> **The request**
Update the listing, starting at its first line and ending at the line that contains "- table-row-vehicle-maintenance: 1、公务车运行维护费: [5, 380, 609, 399]", by swapping "cell-share" for "cell-percent" and leaving everything else as it is. Give back only those lines.

> **Records supplied**
*-*-*

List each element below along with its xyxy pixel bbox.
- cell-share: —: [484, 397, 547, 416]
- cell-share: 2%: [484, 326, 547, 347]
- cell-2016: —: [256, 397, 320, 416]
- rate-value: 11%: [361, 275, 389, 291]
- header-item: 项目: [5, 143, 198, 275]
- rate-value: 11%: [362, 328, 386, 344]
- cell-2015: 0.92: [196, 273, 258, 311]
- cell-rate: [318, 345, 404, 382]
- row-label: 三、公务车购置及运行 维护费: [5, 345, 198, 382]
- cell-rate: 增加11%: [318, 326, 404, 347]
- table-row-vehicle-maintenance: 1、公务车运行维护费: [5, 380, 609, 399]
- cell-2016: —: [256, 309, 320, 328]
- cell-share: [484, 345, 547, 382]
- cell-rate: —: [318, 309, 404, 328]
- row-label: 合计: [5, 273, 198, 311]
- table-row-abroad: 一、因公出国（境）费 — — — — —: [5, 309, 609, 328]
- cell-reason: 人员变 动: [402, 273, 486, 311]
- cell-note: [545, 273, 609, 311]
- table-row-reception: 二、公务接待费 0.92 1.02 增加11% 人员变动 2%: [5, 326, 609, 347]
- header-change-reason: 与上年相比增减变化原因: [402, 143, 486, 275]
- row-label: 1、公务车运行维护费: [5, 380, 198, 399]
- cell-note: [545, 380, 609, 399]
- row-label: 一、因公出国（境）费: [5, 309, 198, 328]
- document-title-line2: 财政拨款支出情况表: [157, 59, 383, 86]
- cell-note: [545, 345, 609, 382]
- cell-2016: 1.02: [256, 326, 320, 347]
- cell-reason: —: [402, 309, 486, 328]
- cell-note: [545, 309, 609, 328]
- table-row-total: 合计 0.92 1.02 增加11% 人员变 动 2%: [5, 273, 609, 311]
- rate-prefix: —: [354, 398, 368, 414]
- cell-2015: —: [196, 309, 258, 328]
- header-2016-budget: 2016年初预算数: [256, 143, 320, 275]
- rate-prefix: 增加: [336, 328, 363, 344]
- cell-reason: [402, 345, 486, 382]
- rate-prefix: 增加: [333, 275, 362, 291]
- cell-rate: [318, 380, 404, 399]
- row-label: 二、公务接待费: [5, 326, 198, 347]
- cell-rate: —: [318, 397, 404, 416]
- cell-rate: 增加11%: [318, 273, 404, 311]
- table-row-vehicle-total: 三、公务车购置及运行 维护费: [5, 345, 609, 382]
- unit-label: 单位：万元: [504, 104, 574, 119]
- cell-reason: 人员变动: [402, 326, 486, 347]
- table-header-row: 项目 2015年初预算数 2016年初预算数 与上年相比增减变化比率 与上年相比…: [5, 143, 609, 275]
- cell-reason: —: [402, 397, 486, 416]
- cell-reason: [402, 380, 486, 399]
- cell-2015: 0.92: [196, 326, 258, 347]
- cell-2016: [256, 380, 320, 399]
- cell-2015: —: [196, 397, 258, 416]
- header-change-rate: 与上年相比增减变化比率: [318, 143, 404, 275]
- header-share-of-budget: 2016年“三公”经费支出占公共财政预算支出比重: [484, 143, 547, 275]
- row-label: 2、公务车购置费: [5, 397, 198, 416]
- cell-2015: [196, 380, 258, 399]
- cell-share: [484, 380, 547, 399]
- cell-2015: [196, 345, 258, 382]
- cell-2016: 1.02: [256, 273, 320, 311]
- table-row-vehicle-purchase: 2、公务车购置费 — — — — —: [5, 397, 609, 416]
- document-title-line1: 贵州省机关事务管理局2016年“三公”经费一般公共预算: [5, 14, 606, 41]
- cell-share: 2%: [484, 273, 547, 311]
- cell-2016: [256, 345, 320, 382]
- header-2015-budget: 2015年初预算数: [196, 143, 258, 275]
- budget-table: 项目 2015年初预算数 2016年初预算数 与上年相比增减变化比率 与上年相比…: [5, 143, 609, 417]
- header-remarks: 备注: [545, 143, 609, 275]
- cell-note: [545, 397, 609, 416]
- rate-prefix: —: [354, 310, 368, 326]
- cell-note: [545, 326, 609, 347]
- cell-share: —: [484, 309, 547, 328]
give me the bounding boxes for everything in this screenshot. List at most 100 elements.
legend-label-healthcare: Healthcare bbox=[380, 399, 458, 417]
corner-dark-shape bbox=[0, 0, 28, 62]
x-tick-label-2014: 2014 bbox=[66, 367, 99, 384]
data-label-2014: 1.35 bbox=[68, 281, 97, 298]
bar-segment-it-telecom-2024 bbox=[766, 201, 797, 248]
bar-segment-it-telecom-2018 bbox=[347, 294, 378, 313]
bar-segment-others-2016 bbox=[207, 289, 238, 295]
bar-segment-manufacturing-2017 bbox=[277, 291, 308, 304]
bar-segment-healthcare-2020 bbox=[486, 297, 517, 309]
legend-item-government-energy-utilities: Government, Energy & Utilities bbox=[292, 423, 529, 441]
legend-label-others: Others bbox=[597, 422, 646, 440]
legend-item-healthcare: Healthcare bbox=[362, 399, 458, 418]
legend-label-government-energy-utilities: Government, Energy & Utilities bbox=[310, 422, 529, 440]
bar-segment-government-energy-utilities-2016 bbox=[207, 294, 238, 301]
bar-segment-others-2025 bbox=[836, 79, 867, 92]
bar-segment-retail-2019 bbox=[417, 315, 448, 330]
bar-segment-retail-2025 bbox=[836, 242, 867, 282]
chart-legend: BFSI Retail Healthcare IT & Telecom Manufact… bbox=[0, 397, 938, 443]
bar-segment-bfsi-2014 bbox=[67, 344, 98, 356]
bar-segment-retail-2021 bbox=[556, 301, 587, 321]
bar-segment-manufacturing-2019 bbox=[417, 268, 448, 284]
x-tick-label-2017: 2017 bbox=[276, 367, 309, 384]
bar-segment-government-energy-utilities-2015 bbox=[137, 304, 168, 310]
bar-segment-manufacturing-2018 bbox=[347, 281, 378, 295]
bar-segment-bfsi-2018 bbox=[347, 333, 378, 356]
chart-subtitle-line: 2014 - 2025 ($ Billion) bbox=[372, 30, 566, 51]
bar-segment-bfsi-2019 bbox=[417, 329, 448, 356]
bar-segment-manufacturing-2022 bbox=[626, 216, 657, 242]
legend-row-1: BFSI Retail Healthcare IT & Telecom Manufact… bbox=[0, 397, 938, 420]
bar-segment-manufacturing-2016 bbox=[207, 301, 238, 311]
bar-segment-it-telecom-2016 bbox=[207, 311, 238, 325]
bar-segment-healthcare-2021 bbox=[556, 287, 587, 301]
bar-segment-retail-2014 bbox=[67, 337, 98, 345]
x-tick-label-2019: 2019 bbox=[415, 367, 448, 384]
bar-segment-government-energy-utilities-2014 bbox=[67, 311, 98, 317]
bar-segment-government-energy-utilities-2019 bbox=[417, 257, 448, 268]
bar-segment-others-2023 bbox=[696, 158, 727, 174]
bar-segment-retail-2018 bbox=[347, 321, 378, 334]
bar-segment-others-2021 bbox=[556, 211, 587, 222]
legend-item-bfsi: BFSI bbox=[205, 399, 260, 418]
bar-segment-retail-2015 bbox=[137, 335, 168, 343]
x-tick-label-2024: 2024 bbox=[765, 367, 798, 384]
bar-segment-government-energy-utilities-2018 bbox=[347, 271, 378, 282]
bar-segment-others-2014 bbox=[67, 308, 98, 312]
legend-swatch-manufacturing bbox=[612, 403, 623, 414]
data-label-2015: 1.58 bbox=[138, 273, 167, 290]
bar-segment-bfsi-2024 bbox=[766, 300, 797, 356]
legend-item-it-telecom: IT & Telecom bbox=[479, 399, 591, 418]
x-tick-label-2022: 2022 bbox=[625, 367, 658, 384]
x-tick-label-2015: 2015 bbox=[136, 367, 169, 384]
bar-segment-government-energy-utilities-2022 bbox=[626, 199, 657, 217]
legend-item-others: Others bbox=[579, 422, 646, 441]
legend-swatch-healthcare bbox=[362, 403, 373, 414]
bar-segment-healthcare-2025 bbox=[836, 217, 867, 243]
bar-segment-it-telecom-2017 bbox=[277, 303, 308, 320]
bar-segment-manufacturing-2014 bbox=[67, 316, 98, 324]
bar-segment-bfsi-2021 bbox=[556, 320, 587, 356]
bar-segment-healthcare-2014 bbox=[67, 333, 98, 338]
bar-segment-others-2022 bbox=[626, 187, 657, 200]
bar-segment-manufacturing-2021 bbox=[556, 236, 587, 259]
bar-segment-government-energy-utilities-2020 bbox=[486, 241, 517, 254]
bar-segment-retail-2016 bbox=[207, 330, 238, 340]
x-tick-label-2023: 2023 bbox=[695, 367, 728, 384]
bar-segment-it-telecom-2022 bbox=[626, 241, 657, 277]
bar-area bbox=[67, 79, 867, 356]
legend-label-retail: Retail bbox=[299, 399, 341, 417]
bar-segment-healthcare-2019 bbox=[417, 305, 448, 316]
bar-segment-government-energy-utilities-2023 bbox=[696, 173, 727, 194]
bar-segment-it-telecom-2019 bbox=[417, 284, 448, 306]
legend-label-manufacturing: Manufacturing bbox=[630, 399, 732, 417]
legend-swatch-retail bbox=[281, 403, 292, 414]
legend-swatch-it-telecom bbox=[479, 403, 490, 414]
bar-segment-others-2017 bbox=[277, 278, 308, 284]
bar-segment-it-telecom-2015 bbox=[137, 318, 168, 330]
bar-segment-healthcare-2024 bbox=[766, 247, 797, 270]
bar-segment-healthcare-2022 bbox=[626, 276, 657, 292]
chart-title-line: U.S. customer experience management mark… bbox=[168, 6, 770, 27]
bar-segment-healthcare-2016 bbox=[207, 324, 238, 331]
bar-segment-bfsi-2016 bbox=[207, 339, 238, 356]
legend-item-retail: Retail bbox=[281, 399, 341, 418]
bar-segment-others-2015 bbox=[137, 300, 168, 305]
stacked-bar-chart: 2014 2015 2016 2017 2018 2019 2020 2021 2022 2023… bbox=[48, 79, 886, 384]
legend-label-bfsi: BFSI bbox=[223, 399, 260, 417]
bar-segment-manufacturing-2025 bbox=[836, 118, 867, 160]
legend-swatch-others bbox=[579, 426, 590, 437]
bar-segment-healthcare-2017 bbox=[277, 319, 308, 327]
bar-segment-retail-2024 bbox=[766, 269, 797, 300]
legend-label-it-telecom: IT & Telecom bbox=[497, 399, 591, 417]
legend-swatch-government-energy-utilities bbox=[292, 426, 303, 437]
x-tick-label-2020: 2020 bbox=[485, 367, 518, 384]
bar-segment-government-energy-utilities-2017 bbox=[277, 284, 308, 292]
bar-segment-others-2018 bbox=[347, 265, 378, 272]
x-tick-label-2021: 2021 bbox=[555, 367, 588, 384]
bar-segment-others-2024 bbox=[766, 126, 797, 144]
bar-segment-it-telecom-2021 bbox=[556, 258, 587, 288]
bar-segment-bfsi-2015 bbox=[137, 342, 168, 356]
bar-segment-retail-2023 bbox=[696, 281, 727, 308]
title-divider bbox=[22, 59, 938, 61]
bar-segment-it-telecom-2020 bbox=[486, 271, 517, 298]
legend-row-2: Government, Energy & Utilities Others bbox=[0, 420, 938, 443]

*-*-*

> **Exercise response**
List each element below along with its xyxy pixel bbox.
- cell-percent: —: [484, 397, 547, 416]
- cell-percent: 2%: [484, 326, 547, 347]
- cell-2016: —: [256, 397, 320, 416]
- rate-value: 11%: [361, 275, 389, 291]
- header-item: 项目: [5, 143, 198, 275]
- rate-value: 11%: [362, 328, 386, 344]
- cell-2015: 0.92: [196, 273, 258, 311]
- cell-rate: [318, 345, 404, 382]
- row-label: 三、公务车购置及运行 维护费: [5, 345, 198, 382]
- cell-rate: 增加11%: [318, 326, 404, 347]
- table-row-vehicle-maintenance: 1、公务车运行维护费: [5, 380, 609, 399]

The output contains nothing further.